## [TASK GOAL]
In the data below, find every line that has the string "JSON", and copy it.

## [Data excerpts]

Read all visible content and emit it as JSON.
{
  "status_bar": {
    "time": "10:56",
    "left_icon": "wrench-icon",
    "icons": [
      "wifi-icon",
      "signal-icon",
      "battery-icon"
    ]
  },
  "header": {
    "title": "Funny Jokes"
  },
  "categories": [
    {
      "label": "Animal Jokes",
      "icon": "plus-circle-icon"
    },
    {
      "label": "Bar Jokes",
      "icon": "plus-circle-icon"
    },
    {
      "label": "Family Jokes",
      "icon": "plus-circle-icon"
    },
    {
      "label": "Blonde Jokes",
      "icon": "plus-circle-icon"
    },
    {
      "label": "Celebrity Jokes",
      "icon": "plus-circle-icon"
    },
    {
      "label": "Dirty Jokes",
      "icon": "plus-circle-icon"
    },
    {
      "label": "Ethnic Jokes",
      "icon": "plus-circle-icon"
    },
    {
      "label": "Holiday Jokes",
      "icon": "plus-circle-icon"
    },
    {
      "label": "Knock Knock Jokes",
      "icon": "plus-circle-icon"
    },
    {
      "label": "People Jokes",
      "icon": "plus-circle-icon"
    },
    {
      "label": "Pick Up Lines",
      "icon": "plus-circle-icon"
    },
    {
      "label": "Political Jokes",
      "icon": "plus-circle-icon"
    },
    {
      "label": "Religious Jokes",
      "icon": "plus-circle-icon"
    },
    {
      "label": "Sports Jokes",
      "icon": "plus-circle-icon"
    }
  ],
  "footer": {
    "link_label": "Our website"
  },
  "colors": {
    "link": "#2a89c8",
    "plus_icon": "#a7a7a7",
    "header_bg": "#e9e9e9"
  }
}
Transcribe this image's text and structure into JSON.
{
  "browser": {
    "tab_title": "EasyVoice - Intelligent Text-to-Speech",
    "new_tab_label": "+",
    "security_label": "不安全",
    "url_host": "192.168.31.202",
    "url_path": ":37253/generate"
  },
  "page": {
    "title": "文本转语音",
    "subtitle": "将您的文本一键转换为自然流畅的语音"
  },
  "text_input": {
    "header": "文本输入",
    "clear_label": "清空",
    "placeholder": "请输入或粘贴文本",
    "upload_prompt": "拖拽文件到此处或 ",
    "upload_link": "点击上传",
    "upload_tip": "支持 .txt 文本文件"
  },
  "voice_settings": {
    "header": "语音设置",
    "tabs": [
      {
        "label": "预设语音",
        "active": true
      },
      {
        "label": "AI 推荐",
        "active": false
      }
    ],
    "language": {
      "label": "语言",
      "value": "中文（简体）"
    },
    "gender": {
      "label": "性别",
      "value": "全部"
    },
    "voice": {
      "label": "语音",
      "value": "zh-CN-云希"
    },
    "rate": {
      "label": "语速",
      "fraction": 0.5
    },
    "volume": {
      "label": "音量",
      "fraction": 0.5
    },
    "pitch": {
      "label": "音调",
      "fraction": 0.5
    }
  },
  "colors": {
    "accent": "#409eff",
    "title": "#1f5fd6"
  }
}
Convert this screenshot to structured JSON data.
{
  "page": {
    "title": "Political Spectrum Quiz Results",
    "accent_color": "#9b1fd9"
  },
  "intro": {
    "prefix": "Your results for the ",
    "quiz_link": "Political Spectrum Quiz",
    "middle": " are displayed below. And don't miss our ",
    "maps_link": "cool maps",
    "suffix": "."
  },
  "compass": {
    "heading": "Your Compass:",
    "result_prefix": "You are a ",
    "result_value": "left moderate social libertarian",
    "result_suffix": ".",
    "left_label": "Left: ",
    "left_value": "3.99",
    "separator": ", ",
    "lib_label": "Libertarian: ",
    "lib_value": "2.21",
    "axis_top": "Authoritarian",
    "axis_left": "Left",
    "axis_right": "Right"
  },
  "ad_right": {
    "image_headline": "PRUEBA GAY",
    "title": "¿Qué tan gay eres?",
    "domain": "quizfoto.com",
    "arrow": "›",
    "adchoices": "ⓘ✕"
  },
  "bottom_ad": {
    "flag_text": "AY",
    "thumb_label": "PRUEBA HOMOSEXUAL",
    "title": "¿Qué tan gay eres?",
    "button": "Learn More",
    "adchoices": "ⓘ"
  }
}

## [SOLUTION FOR THIS TASK]
Read all visible content and emit it as JSON.
Transcribe this image's text and structure into JSON.
Convert this screenshot to structured JSON data.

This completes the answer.